Set task:
Make an exact copy of the records, with the pictures left out.

Extracted data:

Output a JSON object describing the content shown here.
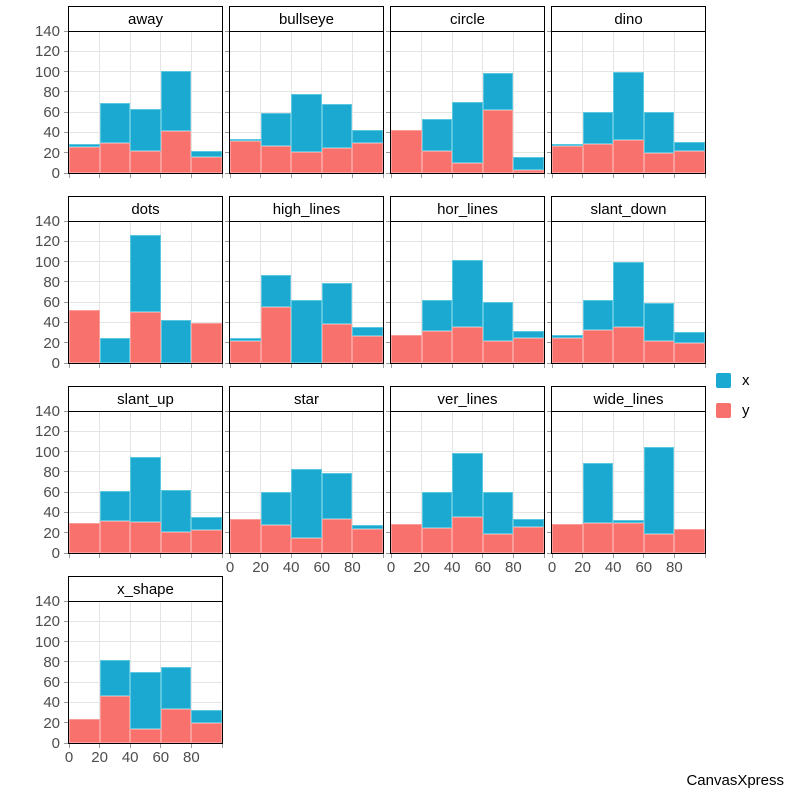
{
  "page": {
    "background": "#ffffff",
    "branding": "CanvasXpress"
  },
  "legend": {
    "items": [
      {
        "label": "x",
        "color": "#1BA8D1"
      },
      {
        "label": "y",
        "color": "#F9716C"
      }
    ]
  },
  "chart_data": {
    "type": "bar",
    "subtype": "stacked-histogram-small-multiples",
    "title": "",
    "xlabel": "",
    "ylabel": "",
    "xlim": [
      0,
      100
    ],
    "ylim": [
      0,
      140
    ],
    "bin_width": 20,
    "bin_edges": [
      0,
      20,
      40,
      60,
      80,
      100
    ],
    "x_ticks": [
      0,
      20,
      40,
      60,
      80
    ],
    "y_ticks": [
      0,
      20,
      40,
      60,
      80,
      100,
      120,
      140
    ],
    "grid": true,
    "legend_position": "right",
    "stack_order_bottom_to_top": [
      "y",
      "x"
    ],
    "series": [
      {
        "name": "x",
        "color": "#1BA8D1",
        "border": "#5BC8E2"
      },
      {
        "name": "y",
        "color": "#F9716C",
        "border": "#FB9D98"
      }
    ],
    "facet_grid": [
      [
        "away",
        "bullseye",
        "circle",
        "dino"
      ],
      [
        "dots",
        "high_lines",
        "hor_lines",
        "slant_down"
      ],
      [
        "slant_up",
        "star",
        "ver_lines",
        "wide_lines"
      ],
      [
        "x_shape",
        null,
        null,
        null
      ]
    ],
    "facets": [
      {
        "title": "away",
        "y": [
          26,
          30,
          22,
          41,
          16
        ],
        "x": [
          3,
          39,
          41,
          60,
          6
        ]
      },
      {
        "title": "bullseye",
        "y": [
          32,
          27,
          21,
          25,
          30
        ],
        "x": [
          2,
          32,
          57,
          43,
          12
        ]
      },
      {
        "title": "circle",
        "y": [
          42,
          22,
          10,
          62,
          3
        ],
        "x": [
          0,
          31,
          60,
          37,
          13
        ]
      },
      {
        "title": "dino",
        "y": [
          27,
          29,
          33,
          20,
          22
        ],
        "x": [
          1,
          31,
          67,
          40,
          9
        ]
      },
      {
        "title": "dots",
        "y": [
          52,
          0,
          50,
          0,
          39
        ],
        "x": [
          0,
          25,
          76,
          42,
          0
        ]
      },
      {
        "title": "high_lines",
        "y": [
          22,
          55,
          0,
          38,
          27
        ],
        "x": [
          3,
          32,
          62,
          41,
          9
        ]
      },
      {
        "title": "hor_lines",
        "y": [
          28,
          32,
          36,
          22,
          25
        ],
        "x": [
          0,
          30,
          66,
          38,
          7
        ]
      },
      {
        "title": "slant_down",
        "y": [
          25,
          33,
          36,
          22,
          20
        ],
        "x": [
          3,
          29,
          64,
          37,
          11
        ]
      },
      {
        "title": "slant_up",
        "y": [
          30,
          32,
          31,
          21,
          23
        ],
        "x": [
          0,
          29,
          64,
          41,
          13
        ]
      },
      {
        "title": "star",
        "y": [
          34,
          28,
          15,
          34,
          24
        ],
        "x": [
          0,
          32,
          68,
          45,
          4
        ]
      },
      {
        "title": "ver_lines",
        "y": [
          29,
          25,
          36,
          19,
          26
        ],
        "x": [
          0,
          35,
          63,
          41,
          8
        ]
      },
      {
        "title": "wide_lines",
        "y": [
          29,
          30,
          30,
          19,
          24
        ],
        "x": [
          0,
          59,
          3,
          86,
          0
        ]
      },
      {
        "title": "x_shape",
        "y": [
          24,
          46,
          14,
          34,
          20
        ],
        "x": [
          0,
          36,
          56,
          41,
          13
        ]
      }
    ]
  }
}
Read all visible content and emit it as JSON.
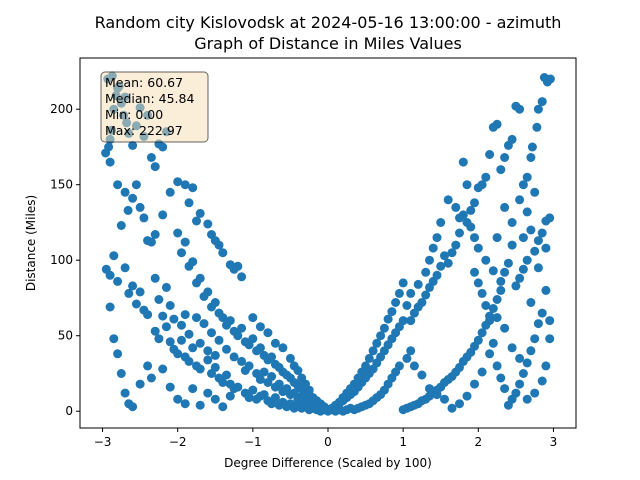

Worked solution:
Output a JSON object describing the content shown here.
{
  "page": {
    "background": "#ffffff",
    "branding": "CanvasXpress"
  },
  "legend": {
    "items": [
      {
        "label": "x",
        "color": "#1BA8D1"
      },
      {
        "label": "y",
        "color": "#F9716C"
      }
    ]
  },
  "chart_data": {
    "type": "bar",
    "subtype": "stacked-histogram-small-multiples",
    "title": "",
    "xlabel": "",
    "ylabel": "",
    "xlim": [
      0,
      100
    ],
    "ylim": [
      0,
      140
    ],
    "bin_width": 20,
    "bin_edges": [
      0,
      20,
      40,
      60,
      80,
      100
    ],
    "x_ticks": [
      0,
      20,
      40,
      60,
      80
    ],
    "y_ticks": [
      0,
      20,
      40,
      60,
      80,
      100,
      120,
      140
    ],
    "grid": true,
    "legend_position": "right",
    "stack_order_bottom_to_top": [
      "y",
      "x"
    ],
    "series": [
      {
        "name": "x",
        "color": "#1BA8D1",
        "border": "#5BC8E2"
      },
      {
        "name": "y",
        "color": "#F9716C",
        "border": "#FB9D98"
      }
    ],
    "facet_grid": [
      [
        "away",
        "bullseye",
        "circle",
        "dino"
      ],
      [
        "dots",
        "high_lines",
        "hor_lines",
        "slant_down"
      ],
      [
        "slant_up",
        "star",
        "ver_lines",
        "wide_lines"
      ],
      [
        "x_shape",
        null,
        null,
        null
      ]
    ],
    "facets": [
      {
        "title": "away",
        "y": [
          26,
          30,
          22,
          41,
          16
        ],
        "x": [
          3,
          39,
          41,
          60,
          6
        ]
      },
      {
        "title": "bullseye",
        "y": [
          32,
          27,
          21,
          25,
          30
        ],
        "x": [
          2,
          32,
          57,
          43,
          12
        ]
      },
      {
        "title": "circle",
        "y": [
          42,
          22,
          10,
          62,
          3
        ],
        "x": [
          0,
          31,
          60,
          37,
          13
        ]
      },
      {
        "title": "dino",
        "y": [
          27,
          29,
          33,
          20,
          22
        ],
        "x": [
          1,
          31,
          67,
          40,
          9
        ]
      },
      {
        "title": "dots",
        "y": [
          52,
          0,
          50,
          0,
          39
        ],
        "x": [
          0,
          25,
          76,
          42,
          0
        ]
      },
      {
        "title": "high_lines",
        "y": [
          22,
          55,
          0,
          38,
          27
        ],
        "x": [
          3,
          32,
          62,
          41,
          9
        ]
      },
      {
        "title": "hor_lines",
        "y": [
          28,
          32,
          36,
          22,
          25
        ],
        "x": [
          0,
          30,
          66,
          38,
          7
        ]
      },
      {
        "title": "slant_down",
        "y": [
          25,
          33,
          36,
          22,
          20
        ],
        "x": [
          3,
          29,
          64,
          37,
          11
        ]
      },
      {
        "title": "slant_up",
        "y": [
          30,
          32,
          31,
          21,
          23
        ],
        "x": [
          0,
          29,
          64,
          41,
          13
        ]
      },
      {
        "title": "star",
        "y": [
          34,
          28,
          15,
          34,
          24
        ],
        "x": [
          0,
          32,
          68,
          45,
          4
        ]
      },
      {
        "title": "ver_lines",
        "y": [
          29,
          25,
          36,
          19,
          26
        ],
        "x": [
          0,
          35,
          63,
          41,
          8
        ]
      },
      {
        "title": "wide_lines",
        "y": [
          29,
          30,
          30,
          19,
          24
        ],
        "x": [
          0,
          59,
          3,
          86,
          0
        ]
      },
      {
        "title": "x_shape",
        "y": [
          24,
          46,
          14,
          34,
          20
        ],
        "x": [
          0,
          36,
          56,
          41,
          13
        ]
      }
    ]
  }
}
Read all visible content and emit it as JSON.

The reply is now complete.